*Records from a collection of figures*
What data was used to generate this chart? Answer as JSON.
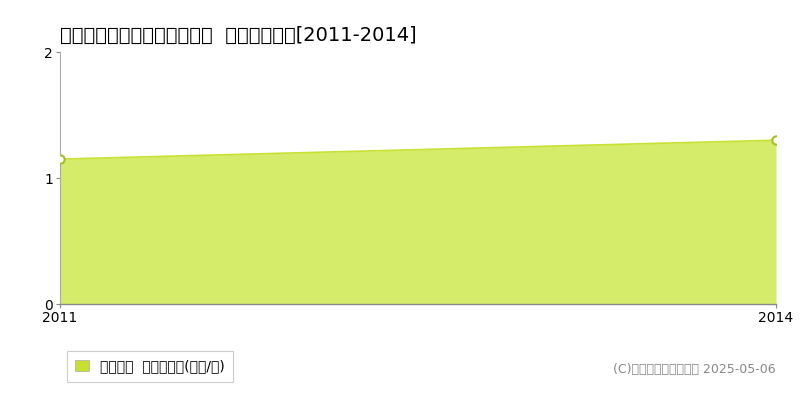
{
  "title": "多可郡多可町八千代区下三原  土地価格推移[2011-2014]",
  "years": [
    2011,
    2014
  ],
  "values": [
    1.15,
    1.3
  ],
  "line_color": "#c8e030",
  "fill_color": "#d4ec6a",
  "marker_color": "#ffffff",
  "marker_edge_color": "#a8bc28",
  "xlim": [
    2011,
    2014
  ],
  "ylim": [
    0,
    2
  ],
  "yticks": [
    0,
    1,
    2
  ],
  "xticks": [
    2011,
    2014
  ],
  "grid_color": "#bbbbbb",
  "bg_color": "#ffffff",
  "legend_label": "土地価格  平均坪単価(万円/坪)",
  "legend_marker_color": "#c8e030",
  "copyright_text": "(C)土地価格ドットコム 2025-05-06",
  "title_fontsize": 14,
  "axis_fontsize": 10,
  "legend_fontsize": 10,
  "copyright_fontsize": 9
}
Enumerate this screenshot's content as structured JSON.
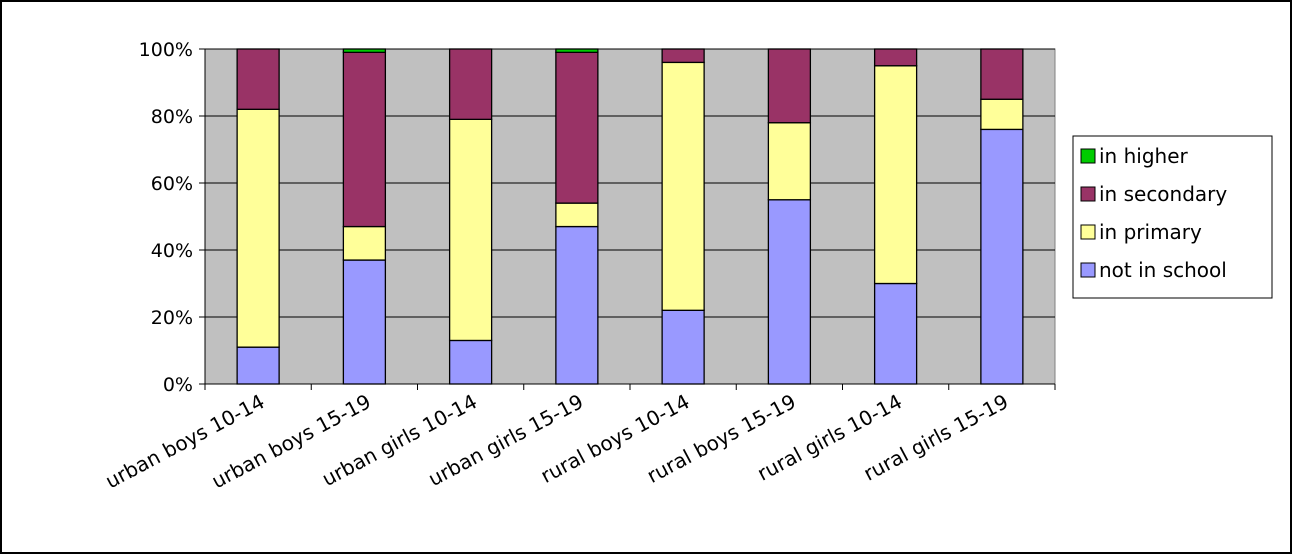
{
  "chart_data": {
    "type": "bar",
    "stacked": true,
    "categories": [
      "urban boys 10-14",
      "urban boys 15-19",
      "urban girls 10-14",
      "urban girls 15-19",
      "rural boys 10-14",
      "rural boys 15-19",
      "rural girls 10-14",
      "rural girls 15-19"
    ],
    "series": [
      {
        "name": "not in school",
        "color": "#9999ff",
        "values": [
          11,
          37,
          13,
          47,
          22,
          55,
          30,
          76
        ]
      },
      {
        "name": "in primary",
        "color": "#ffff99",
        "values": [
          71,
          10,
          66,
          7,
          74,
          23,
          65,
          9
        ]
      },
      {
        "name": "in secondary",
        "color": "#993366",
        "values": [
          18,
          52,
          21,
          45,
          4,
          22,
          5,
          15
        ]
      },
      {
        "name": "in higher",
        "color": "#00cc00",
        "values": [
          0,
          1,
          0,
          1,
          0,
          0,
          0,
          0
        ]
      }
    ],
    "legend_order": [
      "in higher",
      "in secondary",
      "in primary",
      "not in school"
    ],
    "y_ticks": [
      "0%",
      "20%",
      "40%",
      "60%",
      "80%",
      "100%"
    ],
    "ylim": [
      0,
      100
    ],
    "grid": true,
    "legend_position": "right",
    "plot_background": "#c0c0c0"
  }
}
* * *
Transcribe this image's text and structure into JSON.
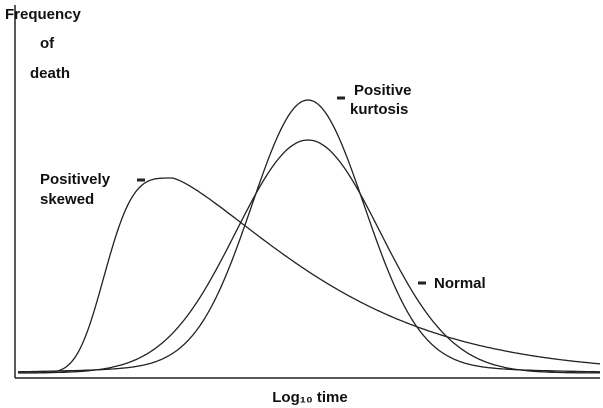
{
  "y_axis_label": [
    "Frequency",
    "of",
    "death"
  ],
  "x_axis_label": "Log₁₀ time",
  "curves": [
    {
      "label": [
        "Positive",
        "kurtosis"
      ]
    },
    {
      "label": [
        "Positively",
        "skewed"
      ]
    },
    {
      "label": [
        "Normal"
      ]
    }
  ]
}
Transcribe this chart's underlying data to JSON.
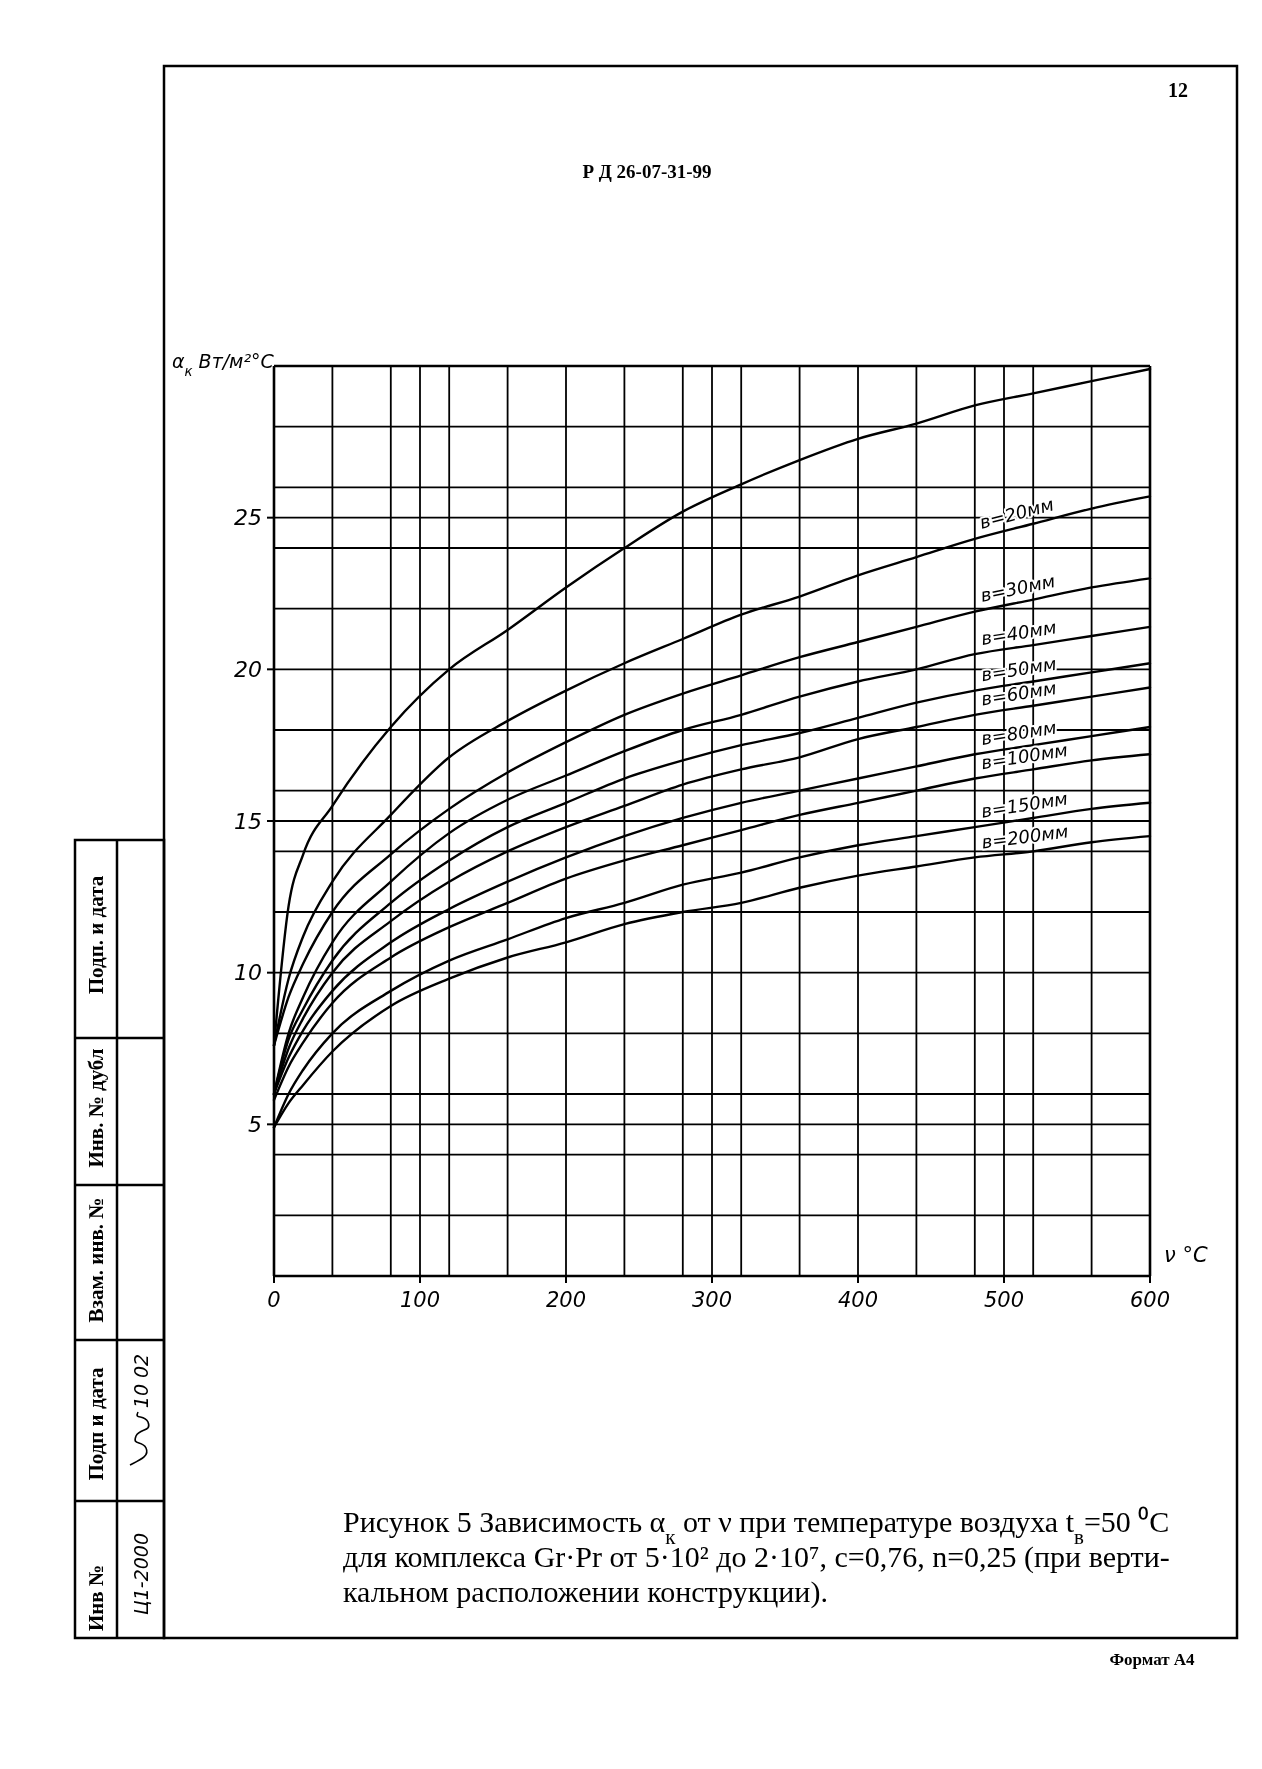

*Goal*
Print the line above containing "Transcribe this image's", the line containing "Transcribe this chart's", and everything between them, exactly as written. Pictures stay out.

*Written response*
Transcribe this image's text and structure into JSON.
{
  "y_axis_label": [
    "Frequency",
    "of",
    "death"
  ],
  "x_axis_label": "Log₁₀ time",
  "curves": [
    {
      "label": [
        "Positive",
        "kurtosis"
      ]
    },
    {
      "label": [
        "Positively",
        "skewed"
      ]
    },
    {
      "label": [
        "Normal"
      ]
    }
  ]
}
Transcribe this chart's underlying data to JSON.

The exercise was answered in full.